> [TO BE DONE]
Wherever "values" appears in a line, list that line.

***** RECORDS FOR THE EXERCISE *****

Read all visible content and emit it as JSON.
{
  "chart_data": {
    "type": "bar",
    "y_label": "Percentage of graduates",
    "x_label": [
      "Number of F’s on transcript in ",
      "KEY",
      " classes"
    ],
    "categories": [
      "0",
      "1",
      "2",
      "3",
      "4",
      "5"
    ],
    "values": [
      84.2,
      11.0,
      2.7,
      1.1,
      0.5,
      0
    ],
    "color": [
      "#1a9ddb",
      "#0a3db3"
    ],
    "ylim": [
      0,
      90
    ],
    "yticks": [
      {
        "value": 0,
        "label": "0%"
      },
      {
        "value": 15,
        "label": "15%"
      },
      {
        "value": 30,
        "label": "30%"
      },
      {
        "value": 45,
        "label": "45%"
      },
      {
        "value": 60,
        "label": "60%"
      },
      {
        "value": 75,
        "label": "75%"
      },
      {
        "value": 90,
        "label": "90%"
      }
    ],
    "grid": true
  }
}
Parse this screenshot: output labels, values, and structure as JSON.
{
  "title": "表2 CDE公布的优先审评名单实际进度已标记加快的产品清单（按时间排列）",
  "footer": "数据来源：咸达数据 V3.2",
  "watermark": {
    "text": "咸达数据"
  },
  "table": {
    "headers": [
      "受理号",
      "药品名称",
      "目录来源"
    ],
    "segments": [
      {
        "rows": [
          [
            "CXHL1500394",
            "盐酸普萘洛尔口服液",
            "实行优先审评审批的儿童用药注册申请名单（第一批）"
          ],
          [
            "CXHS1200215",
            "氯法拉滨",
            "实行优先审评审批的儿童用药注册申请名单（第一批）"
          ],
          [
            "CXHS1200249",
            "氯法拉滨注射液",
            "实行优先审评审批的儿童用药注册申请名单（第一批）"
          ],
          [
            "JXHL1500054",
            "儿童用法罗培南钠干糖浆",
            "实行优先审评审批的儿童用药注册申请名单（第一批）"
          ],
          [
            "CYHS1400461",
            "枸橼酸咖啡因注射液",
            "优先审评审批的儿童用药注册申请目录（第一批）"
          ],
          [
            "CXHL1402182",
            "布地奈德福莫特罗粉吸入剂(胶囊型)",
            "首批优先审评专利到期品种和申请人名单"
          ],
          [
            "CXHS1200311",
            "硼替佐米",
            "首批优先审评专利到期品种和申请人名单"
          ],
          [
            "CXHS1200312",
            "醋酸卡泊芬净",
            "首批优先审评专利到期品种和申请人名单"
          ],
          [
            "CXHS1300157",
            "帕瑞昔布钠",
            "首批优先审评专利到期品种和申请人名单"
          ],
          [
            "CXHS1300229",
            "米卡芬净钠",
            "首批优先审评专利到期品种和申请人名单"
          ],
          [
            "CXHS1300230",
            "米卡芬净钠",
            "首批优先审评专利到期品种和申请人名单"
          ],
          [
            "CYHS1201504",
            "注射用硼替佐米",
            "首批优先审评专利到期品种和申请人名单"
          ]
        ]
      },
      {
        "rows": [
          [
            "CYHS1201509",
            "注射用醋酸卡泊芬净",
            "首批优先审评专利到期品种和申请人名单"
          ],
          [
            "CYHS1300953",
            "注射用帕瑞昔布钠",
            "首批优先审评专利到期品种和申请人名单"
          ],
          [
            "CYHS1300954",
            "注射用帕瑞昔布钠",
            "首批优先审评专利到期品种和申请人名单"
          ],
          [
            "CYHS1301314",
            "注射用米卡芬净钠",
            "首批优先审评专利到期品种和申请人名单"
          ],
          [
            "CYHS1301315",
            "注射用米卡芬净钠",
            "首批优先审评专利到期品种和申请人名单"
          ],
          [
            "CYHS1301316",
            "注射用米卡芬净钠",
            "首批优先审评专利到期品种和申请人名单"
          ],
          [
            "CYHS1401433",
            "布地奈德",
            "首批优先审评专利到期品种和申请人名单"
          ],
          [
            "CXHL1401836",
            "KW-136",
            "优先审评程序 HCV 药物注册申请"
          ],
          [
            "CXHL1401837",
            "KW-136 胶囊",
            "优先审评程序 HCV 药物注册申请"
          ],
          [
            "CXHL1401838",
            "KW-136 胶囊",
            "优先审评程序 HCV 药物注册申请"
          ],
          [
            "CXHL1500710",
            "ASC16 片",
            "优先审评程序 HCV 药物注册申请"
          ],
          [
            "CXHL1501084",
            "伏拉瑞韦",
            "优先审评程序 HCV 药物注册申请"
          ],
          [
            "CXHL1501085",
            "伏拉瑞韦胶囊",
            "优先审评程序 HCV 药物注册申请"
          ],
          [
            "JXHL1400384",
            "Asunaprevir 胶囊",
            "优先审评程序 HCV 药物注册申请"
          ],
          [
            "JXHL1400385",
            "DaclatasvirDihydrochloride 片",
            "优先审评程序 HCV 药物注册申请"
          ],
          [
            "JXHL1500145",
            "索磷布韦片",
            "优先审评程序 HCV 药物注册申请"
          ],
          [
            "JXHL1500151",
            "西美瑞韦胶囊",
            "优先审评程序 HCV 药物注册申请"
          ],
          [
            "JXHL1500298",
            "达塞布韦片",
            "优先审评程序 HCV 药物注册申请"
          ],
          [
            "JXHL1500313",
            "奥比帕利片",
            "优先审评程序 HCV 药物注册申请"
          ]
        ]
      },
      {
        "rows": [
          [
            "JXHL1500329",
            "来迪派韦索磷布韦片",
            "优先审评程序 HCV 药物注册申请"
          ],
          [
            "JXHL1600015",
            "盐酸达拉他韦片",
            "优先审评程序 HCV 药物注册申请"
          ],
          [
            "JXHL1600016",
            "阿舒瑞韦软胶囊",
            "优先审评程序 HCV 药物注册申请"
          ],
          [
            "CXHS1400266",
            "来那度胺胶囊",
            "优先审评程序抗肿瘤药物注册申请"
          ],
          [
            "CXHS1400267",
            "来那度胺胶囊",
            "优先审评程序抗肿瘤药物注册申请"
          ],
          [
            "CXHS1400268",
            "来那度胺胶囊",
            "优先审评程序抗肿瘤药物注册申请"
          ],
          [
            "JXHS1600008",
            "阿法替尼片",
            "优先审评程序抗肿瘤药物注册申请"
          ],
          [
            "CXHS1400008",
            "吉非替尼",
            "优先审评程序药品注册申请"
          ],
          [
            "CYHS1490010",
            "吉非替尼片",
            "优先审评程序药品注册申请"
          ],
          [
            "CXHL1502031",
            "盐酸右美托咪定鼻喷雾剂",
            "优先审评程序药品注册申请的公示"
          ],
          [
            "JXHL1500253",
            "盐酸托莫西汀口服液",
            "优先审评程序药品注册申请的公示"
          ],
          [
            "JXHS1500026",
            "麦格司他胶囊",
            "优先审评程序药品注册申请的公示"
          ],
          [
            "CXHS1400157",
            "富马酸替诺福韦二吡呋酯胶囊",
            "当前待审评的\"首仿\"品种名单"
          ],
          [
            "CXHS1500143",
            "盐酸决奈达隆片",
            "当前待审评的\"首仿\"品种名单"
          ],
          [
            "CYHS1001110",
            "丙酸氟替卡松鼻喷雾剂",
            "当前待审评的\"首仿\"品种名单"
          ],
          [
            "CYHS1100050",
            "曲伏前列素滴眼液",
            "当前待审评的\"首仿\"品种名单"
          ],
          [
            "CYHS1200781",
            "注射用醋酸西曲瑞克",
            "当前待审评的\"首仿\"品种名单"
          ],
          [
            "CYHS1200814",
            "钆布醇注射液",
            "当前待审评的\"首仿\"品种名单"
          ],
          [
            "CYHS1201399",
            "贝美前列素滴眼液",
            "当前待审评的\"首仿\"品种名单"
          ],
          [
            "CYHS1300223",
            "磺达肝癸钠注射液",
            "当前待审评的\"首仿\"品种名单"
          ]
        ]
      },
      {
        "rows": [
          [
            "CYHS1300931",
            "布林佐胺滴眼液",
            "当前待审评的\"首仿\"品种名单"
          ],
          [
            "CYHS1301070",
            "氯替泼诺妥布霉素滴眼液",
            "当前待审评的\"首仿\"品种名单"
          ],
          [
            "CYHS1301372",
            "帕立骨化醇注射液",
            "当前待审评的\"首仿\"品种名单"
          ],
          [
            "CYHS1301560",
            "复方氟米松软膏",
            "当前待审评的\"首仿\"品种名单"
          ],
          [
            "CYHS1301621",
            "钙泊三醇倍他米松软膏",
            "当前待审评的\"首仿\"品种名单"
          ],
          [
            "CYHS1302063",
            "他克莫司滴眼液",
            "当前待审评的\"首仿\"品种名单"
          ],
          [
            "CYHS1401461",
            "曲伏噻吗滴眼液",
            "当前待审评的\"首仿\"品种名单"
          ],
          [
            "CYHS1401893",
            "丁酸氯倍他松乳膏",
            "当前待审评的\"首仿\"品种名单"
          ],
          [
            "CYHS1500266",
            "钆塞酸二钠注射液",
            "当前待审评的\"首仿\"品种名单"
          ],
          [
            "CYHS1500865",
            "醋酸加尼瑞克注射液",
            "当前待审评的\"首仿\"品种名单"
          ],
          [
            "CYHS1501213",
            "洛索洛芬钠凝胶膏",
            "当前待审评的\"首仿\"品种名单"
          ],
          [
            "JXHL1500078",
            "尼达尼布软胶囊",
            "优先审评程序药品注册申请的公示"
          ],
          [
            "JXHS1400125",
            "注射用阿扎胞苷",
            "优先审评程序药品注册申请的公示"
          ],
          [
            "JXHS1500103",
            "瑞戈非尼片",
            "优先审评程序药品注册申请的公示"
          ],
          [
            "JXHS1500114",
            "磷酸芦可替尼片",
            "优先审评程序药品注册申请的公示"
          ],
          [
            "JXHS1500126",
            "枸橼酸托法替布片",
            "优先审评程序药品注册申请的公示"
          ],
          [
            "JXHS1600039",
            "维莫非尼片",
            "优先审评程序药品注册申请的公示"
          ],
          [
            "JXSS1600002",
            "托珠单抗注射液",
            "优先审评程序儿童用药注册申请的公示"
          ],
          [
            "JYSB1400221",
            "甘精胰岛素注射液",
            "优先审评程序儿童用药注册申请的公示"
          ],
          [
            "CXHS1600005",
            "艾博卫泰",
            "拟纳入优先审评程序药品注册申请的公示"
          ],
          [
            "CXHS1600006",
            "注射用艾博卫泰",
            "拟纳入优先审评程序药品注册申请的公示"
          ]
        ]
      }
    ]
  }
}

*****

> [THE REPLY]
    "values": [
Parse this screenshot: output labels, values, and structure as JSON.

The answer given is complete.